● Task material:
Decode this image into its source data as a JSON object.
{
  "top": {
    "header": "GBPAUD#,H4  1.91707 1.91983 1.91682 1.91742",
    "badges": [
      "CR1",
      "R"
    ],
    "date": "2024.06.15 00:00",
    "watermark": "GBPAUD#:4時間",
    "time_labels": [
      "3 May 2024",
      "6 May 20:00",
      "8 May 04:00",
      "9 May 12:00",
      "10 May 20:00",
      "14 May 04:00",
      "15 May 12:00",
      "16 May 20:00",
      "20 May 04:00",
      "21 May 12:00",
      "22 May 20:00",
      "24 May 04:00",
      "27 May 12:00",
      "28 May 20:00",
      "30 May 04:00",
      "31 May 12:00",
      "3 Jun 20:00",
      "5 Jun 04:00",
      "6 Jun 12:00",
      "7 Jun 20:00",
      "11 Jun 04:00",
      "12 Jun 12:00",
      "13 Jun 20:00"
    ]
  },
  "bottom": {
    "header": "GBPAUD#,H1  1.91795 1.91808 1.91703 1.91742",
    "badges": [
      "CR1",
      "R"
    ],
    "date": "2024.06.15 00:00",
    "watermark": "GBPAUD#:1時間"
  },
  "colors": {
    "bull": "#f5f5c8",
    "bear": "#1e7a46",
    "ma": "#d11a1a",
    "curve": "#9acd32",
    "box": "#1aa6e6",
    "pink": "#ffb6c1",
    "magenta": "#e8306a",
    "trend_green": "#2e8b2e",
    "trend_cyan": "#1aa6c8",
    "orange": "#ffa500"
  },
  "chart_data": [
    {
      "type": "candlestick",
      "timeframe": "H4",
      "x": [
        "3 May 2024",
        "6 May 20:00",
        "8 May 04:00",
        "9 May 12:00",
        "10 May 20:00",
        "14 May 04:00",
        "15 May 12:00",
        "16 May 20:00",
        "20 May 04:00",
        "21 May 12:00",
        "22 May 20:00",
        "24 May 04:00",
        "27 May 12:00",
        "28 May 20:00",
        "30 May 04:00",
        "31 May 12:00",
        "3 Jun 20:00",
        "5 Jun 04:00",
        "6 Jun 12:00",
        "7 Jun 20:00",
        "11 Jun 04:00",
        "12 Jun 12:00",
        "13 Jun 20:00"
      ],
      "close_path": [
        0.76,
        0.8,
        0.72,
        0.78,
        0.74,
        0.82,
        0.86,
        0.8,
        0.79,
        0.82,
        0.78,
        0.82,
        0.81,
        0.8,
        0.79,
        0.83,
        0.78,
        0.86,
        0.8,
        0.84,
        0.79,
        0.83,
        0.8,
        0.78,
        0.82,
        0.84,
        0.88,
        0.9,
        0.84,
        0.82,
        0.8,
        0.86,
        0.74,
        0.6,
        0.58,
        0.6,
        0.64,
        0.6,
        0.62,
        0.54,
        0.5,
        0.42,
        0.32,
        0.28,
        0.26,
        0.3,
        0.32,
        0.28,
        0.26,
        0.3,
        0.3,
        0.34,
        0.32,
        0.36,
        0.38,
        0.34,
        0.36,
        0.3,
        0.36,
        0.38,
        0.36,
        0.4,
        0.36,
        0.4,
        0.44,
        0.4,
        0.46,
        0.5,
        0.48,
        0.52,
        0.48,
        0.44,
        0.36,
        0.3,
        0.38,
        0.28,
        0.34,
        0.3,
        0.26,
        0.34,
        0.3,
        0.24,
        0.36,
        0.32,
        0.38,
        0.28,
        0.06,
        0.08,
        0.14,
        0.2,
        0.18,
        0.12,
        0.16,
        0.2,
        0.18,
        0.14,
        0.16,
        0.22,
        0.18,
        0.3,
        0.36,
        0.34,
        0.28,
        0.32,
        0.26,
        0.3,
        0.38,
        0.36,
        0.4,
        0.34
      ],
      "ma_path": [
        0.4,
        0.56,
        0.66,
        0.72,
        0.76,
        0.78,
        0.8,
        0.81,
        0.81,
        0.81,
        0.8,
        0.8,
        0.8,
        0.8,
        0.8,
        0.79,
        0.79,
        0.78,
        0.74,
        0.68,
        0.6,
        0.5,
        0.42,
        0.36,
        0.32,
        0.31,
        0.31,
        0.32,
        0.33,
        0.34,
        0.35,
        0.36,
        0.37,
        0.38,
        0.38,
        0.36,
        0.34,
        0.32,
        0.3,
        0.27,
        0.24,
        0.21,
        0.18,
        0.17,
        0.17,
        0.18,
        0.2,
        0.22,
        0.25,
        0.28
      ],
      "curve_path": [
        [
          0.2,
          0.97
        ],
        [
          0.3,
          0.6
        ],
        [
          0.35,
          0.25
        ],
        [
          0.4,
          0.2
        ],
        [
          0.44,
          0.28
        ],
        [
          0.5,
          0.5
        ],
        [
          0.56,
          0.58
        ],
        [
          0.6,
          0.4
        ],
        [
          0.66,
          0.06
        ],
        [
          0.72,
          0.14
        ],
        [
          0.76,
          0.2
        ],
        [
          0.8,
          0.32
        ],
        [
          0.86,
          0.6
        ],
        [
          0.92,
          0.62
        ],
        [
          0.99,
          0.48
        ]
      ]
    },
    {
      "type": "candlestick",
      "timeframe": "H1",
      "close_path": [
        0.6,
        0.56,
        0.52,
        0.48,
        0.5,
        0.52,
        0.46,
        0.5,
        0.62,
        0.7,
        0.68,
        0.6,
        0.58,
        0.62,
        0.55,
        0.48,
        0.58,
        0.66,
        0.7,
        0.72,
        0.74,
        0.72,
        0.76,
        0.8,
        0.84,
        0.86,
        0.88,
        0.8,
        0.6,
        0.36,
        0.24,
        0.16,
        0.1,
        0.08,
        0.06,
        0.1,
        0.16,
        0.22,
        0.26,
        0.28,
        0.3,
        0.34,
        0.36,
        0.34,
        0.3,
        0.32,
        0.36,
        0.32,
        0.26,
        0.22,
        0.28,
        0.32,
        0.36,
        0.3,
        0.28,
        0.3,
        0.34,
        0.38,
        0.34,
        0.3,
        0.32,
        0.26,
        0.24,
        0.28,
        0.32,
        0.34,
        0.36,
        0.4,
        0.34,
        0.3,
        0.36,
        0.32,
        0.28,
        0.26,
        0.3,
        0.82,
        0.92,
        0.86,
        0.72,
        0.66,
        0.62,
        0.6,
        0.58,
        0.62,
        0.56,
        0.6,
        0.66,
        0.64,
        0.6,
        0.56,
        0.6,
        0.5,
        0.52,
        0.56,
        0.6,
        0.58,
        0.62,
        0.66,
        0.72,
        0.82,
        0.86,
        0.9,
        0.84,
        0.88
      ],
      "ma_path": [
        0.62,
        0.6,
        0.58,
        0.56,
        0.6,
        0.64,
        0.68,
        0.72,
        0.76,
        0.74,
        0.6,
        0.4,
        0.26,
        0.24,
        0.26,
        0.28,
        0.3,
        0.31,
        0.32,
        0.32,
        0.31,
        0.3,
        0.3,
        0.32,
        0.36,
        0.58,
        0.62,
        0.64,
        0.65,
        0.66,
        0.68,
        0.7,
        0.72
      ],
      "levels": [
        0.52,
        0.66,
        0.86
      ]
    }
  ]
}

● Your objective:
The listing above must be transcribed exactly, line by line.

● Response:
Decode this image into its source data as a JSON object.
{
  "top": {
    "header": "GBPAUD#,H4  1.91707 1.91983 1.91682 1.91742",
    "badges": [
      "CR1",
      "R"
    ],
    "date": "2024.06.15 00:00",
    "watermark": "GBPAUD#:4時間",
    "time_labels": [
      "3 May 2024",
      "6 May 20:00",
      "8 May 04:00",
      "9 May 12:00",
      "10 May 20:00",
      "14 May 04:00",
      "15 May 12:00",
      "16 May 20:00",
      "20 May 04:00",
      "21 May 12:00",
      "22 May 20:00",
      "24 May 04:00",
      "27 May 12:00",
      "28 May 20:00",
      "30 May 04:00",
      "31 May 12:00",
      "3 Jun 20:00",
      "5 Jun 04:00",
      "6 Jun 12:00",
      "7 Jun 20:00",
      "11 Jun 04:00",
      "12 Jun 12:00",
      "13 Jun 20:00"
    ]
  },
  "bottom": {
    "header": "GBPAUD#,H1  1.91795 1.91808 1.91703 1.91742",
    "badges": [
      "CR1",
      "R"
    ],
    "date": "2024.06.15 00:00",
    "watermark": "GBPAUD#:1時間"
  },
  "colors": {
    "bull": "#f5f5c8",
    "bear": "#1e7a46",
    "ma": "#d11a1a",
    "curve": "#9acd32",
    "box": "#1aa6e6",
    "pink": "#ffb6c1",
    "magenta": "#e8306a",
    "trend_green": "#2e8b2e",
    "trend_cyan": "#1aa6c8",
    "orange": "#ffa500"
  },
  "chart_data": [
    {
      "type": "candlestick",
      "timeframe": "H4",
      "x": [
        "3 May 2024",
        "6 May 20:00",
        "8 May 04:00",
        "9 May 12:00",
        "10 May 20:00",
        "14 May 04:00",
        "15 May 12:00",
        "16 May 20:00",
        "20 May 04:00",
        "21 May 12:00",
        "22 May 20:00",
        "24 May 04:00",
        "27 May 12:00",
        "28 May 20:00",
        "30 May 04:00",
        "31 May 12:00",
        "3 Jun 20:00",
        "5 Jun 04:00",
        "6 Jun 12:00",
        "7 Jun 20:00",
        "11 Jun 04:00",
        "12 Jun 12:00",
        "13 Jun 20:00"
      ],
      "close_path": [
        0.76,
        0.8,
        0.72,
        0.78,
        0.74,
        0.82,
        0.86,
        0.8,
        0.79,
        0.82,
        0.78,
        0.82,
        0.81,
        0.8,
        0.79,
        0.83,
        0.78,
        0.86,
        0.8,
        0.84,
        0.79,
        0.83,
        0.8,
        0.78,
        0.82,
        0.84,
        0.88,
        0.9,
        0.84,
        0.82,
        0.8,
        0.86,
        0.74,
        0.6,
        0.58,
        0.6,
        0.64,
        0.6,
        0.62,
        0.54,
        0.5,
        0.42,
        0.32,
        0.28,
        0.26,
        0.3,
        0.32,
        0.28,
        0.26,
        0.3,
        0.3,
        0.34,
        0.32,
        0.36,
        0.38,
        0.34,
        0.36,
        0.3,
        0.36,
        0.38,
        0.36,
        0.4,
        0.36,
        0.4,
        0.44,
        0.4,
        0.46,
        0.5,
        0.48,
        0.52,
        0.48,
        0.44,
        0.36,
        0.3,
        0.38,
        0.28,
        0.34,
        0.3,
        0.26,
        0.34,
        0.3,
        0.24,
        0.36,
        0.32,
        0.38,
        0.28,
        0.06,
        0.08,
        0.14,
        0.2,
        0.18,
        0.12,
        0.16,
        0.2,
        0.18,
        0.14,
        0.16,
        0.22,
        0.18,
        0.3,
        0.36,
        0.34,
        0.28,
        0.32,
        0.26,
        0.3,
        0.38,
        0.36,
        0.4,
        0.34
      ],
      "ma_path": [
        0.4,
        0.56,
        0.66,
        0.72,
        0.76,
        0.78,
        0.8,
        0.81,
        0.81,
        0.81,
        0.8,
        0.8,
        0.8,
        0.8,
        0.8,
        0.79,
        0.79,
        0.78,
        0.74,
        0.68,
        0.6,
        0.5,
        0.42,
        0.36,
        0.32,
        0.31,
        0.31,
        0.32,
        0.33,
        0.34,
        0.35,
        0.36,
        0.37,
        0.38,
        0.38,
        0.36,
        0.34,
        0.32,
        0.3,
        0.27,
        0.24,
        0.21,
        0.18,
        0.17,
        0.17,
        0.18,
        0.2,
        0.22,
        0.25,
        0.28
      ],
      "curve_path": [
        [
          0.2,
          0.97
        ],
        [
          0.3,
          0.6
        ],
        [
          0.35,
          0.25
        ],
        [
          0.4,
          0.2
        ],
        [
          0.44,
          0.28
        ],
        [
          0.5,
          0.5
        ],
        [
          0.56,
          0.58
        ],
        [
          0.6,
          0.4
        ],
        [
          0.66,
          0.06
        ],
        [
          0.72,
          0.14
        ],
        [
          0.76,
          0.2
        ],
        [
          0.8,
          0.32
        ],
        [
          0.86,
          0.6
        ],
        [
          0.92,
          0.62
        ],
        [
          0.99,
          0.48
        ]
      ]
    },
    {
      "type": "candlestick",
      "timeframe": "H1",
      "close_path": [
        0.6,
        0.56,
        0.52,
        0.48,
        0.5,
        0.52,
        0.46,
        0.5,
        0.62,
        0.7,
        0.68,
        0.6,
        0.58,
        0.62,
        0.55,
        0.48,
        0.58,
        0.66,
        0.7,
        0.72,
        0.74,
        0.72,
        0.76,
        0.8,
        0.84,
        0.86,
        0.88,
        0.8,
        0.6,
        0.36,
        0.24,
        0.16,
        0.1,
        0.08,
        0.06,
        0.1,
        0.16,
        0.22,
        0.26,
        0.28,
        0.3,
        0.34,
        0.36,
        0.34,
        0.3,
        0.32,
        0.36,
        0.32,
        0.26,
        0.22,
        0.28,
        0.32,
        0.36,
        0.3,
        0.28,
        0.3,
        0.34,
        0.38,
        0.34,
        0.3,
        0.32,
        0.26,
        0.24,
        0.28,
        0.32,
        0.34,
        0.36,
        0.4,
        0.34,
        0.3,
        0.36,
        0.32,
        0.28,
        0.26,
        0.3,
        0.82,
        0.92,
        0.86,
        0.72,
        0.66,
        0.62,
        0.6,
        0.58,
        0.62,
        0.56,
        0.6,
        0.66,
        0.64,
        0.6,
        0.56,
        0.6,
        0.5,
        0.52,
        0.56,
        0.6,
        0.58,
        0.62,
        0.66,
        0.72,
        0.82,
        0.86,
        0.9,
        0.84,
        0.88
      ],
      "ma_path": [
        0.62,
        0.6,
        0.58,
        0.56,
        0.6,
        0.64,
        0.68,
        0.72,
        0.76,
        0.74,
        0.6,
        0.4,
        0.26,
        0.24,
        0.26,
        0.28,
        0.3,
        0.31,
        0.32,
        0.32,
        0.31,
        0.3,
        0.3,
        0.32,
        0.36,
        0.58,
        0.62,
        0.64,
        0.65,
        0.66,
        0.68,
        0.7,
        0.72
      ],
      "levels": [
        0.52,
        0.66,
        0.86
      ]
    }
  ]
}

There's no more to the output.